- _RECORDS FOR THE EXERCISE_
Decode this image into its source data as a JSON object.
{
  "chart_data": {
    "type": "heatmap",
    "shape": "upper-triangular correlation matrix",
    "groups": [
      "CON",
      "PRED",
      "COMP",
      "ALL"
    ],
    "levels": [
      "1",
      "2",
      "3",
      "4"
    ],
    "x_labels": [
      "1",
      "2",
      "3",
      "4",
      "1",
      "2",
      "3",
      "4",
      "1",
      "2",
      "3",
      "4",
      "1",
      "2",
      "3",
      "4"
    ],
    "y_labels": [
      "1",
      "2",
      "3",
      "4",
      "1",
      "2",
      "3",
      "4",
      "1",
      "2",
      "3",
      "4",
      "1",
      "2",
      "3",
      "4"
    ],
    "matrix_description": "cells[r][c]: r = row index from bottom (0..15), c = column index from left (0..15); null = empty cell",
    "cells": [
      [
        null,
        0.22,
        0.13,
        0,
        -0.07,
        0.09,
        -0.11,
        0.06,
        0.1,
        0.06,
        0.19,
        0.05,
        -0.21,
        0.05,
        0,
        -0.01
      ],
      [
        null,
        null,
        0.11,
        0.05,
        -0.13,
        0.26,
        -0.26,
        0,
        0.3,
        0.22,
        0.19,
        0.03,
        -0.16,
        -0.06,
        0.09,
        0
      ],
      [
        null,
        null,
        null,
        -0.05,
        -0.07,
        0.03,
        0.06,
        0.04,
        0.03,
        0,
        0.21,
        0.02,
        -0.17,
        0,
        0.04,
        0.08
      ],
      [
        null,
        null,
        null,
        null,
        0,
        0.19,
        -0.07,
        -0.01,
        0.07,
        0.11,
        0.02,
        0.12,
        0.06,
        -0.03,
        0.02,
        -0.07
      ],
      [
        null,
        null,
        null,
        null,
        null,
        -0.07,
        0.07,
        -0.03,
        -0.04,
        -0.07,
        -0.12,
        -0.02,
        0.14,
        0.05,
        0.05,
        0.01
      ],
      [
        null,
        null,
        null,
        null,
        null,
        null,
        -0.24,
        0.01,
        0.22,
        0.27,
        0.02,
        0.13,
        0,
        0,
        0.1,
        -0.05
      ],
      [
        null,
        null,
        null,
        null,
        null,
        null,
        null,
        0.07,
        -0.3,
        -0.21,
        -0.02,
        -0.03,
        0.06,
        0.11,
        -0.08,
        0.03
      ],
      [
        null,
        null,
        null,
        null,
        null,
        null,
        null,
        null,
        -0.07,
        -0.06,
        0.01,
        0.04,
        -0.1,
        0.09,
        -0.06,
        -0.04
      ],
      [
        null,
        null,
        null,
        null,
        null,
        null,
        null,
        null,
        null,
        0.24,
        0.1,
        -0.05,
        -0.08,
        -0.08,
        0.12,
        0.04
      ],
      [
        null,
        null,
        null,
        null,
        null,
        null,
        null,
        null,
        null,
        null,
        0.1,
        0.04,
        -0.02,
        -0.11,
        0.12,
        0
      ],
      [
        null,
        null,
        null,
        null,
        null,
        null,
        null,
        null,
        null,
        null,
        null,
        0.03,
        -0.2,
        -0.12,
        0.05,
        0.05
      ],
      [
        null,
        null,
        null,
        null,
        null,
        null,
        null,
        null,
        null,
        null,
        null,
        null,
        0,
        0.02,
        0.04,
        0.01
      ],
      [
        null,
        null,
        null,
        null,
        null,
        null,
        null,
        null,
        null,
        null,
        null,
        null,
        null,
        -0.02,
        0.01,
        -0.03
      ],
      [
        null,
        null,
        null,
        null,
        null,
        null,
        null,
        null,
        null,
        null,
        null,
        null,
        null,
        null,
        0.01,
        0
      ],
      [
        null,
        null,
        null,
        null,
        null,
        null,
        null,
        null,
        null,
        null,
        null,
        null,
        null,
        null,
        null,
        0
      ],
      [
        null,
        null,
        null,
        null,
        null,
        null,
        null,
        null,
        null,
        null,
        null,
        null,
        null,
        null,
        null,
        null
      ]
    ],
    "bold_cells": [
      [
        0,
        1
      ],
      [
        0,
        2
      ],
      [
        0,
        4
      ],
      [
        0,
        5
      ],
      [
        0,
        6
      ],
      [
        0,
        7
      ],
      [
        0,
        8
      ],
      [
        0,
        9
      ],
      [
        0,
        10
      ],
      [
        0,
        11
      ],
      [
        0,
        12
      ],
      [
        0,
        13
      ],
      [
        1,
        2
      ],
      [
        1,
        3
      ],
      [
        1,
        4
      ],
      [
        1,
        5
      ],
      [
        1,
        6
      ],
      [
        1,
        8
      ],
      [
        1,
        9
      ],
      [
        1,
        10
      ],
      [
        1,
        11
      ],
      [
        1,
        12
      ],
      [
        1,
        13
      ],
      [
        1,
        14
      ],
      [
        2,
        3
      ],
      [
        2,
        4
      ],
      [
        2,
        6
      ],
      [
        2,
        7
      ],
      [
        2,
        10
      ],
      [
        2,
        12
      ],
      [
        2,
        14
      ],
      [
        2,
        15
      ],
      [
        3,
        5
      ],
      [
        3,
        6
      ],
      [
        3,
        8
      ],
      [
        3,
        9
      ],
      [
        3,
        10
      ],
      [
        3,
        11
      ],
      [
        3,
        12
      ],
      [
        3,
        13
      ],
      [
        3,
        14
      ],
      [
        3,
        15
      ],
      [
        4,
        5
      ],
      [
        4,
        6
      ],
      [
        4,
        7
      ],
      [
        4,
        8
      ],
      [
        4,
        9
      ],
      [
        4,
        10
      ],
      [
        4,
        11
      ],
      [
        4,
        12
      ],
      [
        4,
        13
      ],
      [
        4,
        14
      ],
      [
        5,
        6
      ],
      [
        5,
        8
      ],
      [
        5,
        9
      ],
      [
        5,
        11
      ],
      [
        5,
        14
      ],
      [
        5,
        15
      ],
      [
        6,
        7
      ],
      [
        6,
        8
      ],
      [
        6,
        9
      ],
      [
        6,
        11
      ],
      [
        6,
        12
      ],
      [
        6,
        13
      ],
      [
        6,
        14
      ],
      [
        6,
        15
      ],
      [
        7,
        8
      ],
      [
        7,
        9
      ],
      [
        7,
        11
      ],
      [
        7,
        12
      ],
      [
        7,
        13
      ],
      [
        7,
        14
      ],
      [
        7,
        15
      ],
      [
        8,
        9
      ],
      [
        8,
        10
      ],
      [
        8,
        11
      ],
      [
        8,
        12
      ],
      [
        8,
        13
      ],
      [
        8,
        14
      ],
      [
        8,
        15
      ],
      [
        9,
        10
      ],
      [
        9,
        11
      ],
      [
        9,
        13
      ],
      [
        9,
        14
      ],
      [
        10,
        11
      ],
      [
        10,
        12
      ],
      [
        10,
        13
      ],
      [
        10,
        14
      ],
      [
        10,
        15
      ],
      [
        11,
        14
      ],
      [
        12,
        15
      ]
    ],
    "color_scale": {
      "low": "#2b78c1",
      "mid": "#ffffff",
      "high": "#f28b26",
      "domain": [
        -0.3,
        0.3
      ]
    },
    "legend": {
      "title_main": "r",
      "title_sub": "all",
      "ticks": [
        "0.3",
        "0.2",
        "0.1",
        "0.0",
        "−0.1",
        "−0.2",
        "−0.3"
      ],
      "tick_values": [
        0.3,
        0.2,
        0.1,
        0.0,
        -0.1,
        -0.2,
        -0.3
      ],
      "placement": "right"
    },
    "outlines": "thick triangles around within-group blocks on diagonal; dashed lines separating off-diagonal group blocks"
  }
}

- _EXERCISE TASK_
Transcribe the whole listing exactly.

- _RESULT_
Decode this image into its source data as a JSON object.
{
  "chart_data": {
    "type": "heatmap",
    "shape": "upper-triangular correlation matrix",
    "groups": [
      "CON",
      "PRED",
      "COMP",
      "ALL"
    ],
    "levels": [
      "1",
      "2",
      "3",
      "4"
    ],
    "x_labels": [
      "1",
      "2",
      "3",
      "4",
      "1",
      "2",
      "3",
      "4",
      "1",
      "2",
      "3",
      "4",
      "1",
      "2",
      "3",
      "4"
    ],
    "y_labels": [
      "1",
      "2",
      "3",
      "4",
      "1",
      "2",
      "3",
      "4",
      "1",
      "2",
      "3",
      "4",
      "1",
      "2",
      "3",
      "4"
    ],
    "matrix_description": "cells[r][c]: r = row index from bottom (0..15), c = column index from left (0..15); null = empty cell",
    "cells": [
      [
        null,
        0.22,
        0.13,
        0,
        -0.07,
        0.09,
        -0.11,
        0.06,
        0.1,
        0.06,
        0.19,
        0.05,
        -0.21,
        0.05,
        0,
        -0.01
      ],
      [
        null,
        null,
        0.11,
        0.05,
        -0.13,
        0.26,
        -0.26,
        0,
        0.3,
        0.22,
        0.19,
        0.03,
        -0.16,
        -0.06,
        0.09,
        0
      ],
      [
        null,
        null,
        null,
        -0.05,
        -0.07,
        0.03,
        0.06,
        0.04,
        0.03,
        0,
        0.21,
        0.02,
        -0.17,
        0,
        0.04,
        0.08
      ],
      [
        null,
        null,
        null,
        null,
        0,
        0.19,
        -0.07,
        -0.01,
        0.07,
        0.11,
        0.02,
        0.12,
        0.06,
        -0.03,
        0.02,
        -0.07
      ],
      [
        null,
        null,
        null,
        null,
        null,
        -0.07,
        0.07,
        -0.03,
        -0.04,
        -0.07,
        -0.12,
        -0.02,
        0.14,
        0.05,
        0.05,
        0.01
      ],
      [
        null,
        null,
        null,
        null,
        null,
        null,
        -0.24,
        0.01,
        0.22,
        0.27,
        0.02,
        0.13,
        0,
        0,
        0.1,
        -0.05
      ],
      [
        null,
        null,
        null,
        null,
        null,
        null,
        null,
        0.07,
        -0.3,
        -0.21,
        -0.02,
        -0.03,
        0.06,
        0.11,
        -0.08,
        0.03
      ],
      [
        null,
        null,
        null,
        null,
        null,
        null,
        null,
        null,
        -0.07,
        -0.06,
        0.01,
        0.04,
        -0.1,
        0.09,
        -0.06,
        -0.04
      ],
      [
        null,
        null,
        null,
        null,
        null,
        null,
        null,
        null,
        null,
        0.24,
        0.1,
        -0.05,
        -0.08,
        -0.08,
        0.12,
        0.04
      ],
      [
        null,
        null,
        null,
        null,
        null,
        null,
        null,
        null,
        null,
        null,
        0.1,
        0.04,
        -0.02,
        -0.11,
        0.12,
        0
      ],
      [
        null,
        null,
        null,
        null,
        null,
        null,
        null,
        null,
        null,
        null,
        null,
        0.03,
        -0.2,
        -0.12,
        0.05,
        0.05
      ],
      [
        null,
        null,
        null,
        null,
        null,
        null,
        null,
        null,
        null,
        null,
        null,
        null,
        0,
        0.02,
        0.04,
        0.01
      ],
      [
        null,
        null,
        null,
        null,
        null,
        null,
        null,
        null,
        null,
        null,
        null,
        null,
        null,
        -0.02,
        0.01,
        -0.03
      ],
      [
        null,
        null,
        null,
        null,
        null,
        null,
        null,
        null,
        null,
        null,
        null,
        null,
        null,
        null,
        0.01,
        0
      ],
      [
        null,
        null,
        null,
        null,
        null,
        null,
        null,
        null,
        null,
        null,
        null,
        null,
        null,
        null,
        null,
        0
      ],
      [
        null,
        null,
        null,
        null,
        null,
        null,
        null,
        null,
        null,
        null,
        null,
        null,
        null,
        null,
        null,
        null
      ]
    ],
    "bold_cells": [
      [
        0,
        1
      ],
      [
        0,
        2
      ],
      [
        0,
        4
      ],
      [
        0,
        5
      ],
      [
        0,
        6
      ],
      [
        0,
        7
      ],
      [
        0,
        8
      ],
      [
        0,
        9
      ],
      [
        0,
        10
      ],
      [
        0,
        11
      ],
      [
        0,
        12
      ],
      [
        0,
        13
      ],
      [
        1,
        2
      ],
      [
        1,
        3
      ],
      [
        1,
        4
      ],
      [
        1,
        5
      ],
      [
        1,
        6
      ],
      [
        1,
        8
      ],
      [
        1,
        9
      ],
      [
        1,
        10
      ],
      [
        1,
        11
      ],
      [
        1,
        12
      ],
      [
        1,
        13
      ],
      [
        1,
        14
      ],
      [
        2,
        3
      ],
      [
        2,
        4
      ],
      [
        2,
        6
      ],
      [
        2,
        7
      ],
      [
        2,
        10
      ],
      [
        2,
        12
      ],
      [
        2,
        14
      ],
      [
        2,
        15
      ],
      [
        3,
        5
      ],
      [
        3,
        6
      ],
      [
        3,
        8
      ],
      [
        3,
        9
      ],
      [
        3,
        10
      ],
      [
        3,
        11
      ],
      [
        3,
        12
      ],
      [
        3,
        13
      ],
      [
        3,
        14
      ],
      [
        3,
        15
      ],
      [
        4,
        5
      ],
      [
        4,
        6
      ],
      [
        4,
        7
      ],
      [
        4,
        8
      ],
      [
        4,
        9
      ],
      [
        4,
        10
      ],
      [
        4,
        11
      ],
      [
        4,
        12
      ],
      [
        4,
        13
      ],
      [
        4,
        14
      ],
      [
        5,
        6
      ],
      [
        5,
        8
      ],
      [
        5,
        9
      ],
      [
        5,
        11
      ],
      [
        5,
        14
      ],
      [
        5,
        15
      ],
      [
        6,
        7
      ],
      [
        6,
        8
      ],
      [
        6,
        9
      ],
      [
        6,
        11
      ],
      [
        6,
        12
      ],
      [
        6,
        13
      ],
      [
        6,
        14
      ],
      [
        6,
        15
      ],
      [
        7,
        8
      ],
      [
        7,
        9
      ],
      [
        7,
        11
      ],
      [
        7,
        12
      ],
      [
        7,
        13
      ],
      [
        7,
        14
      ],
      [
        7,
        15
      ],
      [
        8,
        9
      ],
      [
        8,
        10
      ],
      [
        8,
        11
      ],
      [
        8,
        12
      ],
      [
        8,
        13
      ],
      [
        8,
        14
      ],
      [
        8,
        15
      ],
      [
        9,
        10
      ],
      [
        9,
        11
      ],
      [
        9,
        13
      ],
      [
        9,
        14
      ],
      [
        10,
        11
      ],
      [
        10,
        12
      ],
      [
        10,
        13
      ],
      [
        10,
        14
      ],
      [
        10,
        15
      ],
      [
        11,
        14
      ],
      [
        12,
        15
      ]
    ],
    "color_scale": {
      "low": "#2b78c1",
      "mid": "#ffffff",
      "high": "#f28b26",
      "domain": [
        -0.3,
        0.3
      ]
    },
    "legend": {
      "title_main": "r",
      "title_sub": "all",
      "ticks": [
        "0.3",
        "0.2",
        "0.1",
        "0.0",
        "−0.1",
        "−0.2",
        "−0.3"
      ],
      "tick_values": [
        0.3,
        0.2,
        0.1,
        0.0,
        -0.1,
        -0.2,
        -0.3
      ],
      "placement": "right"
    },
    "outlines": "thick triangles around within-group blocks on diagonal; dashed lines separating off-diagonal group blocks"
  }
}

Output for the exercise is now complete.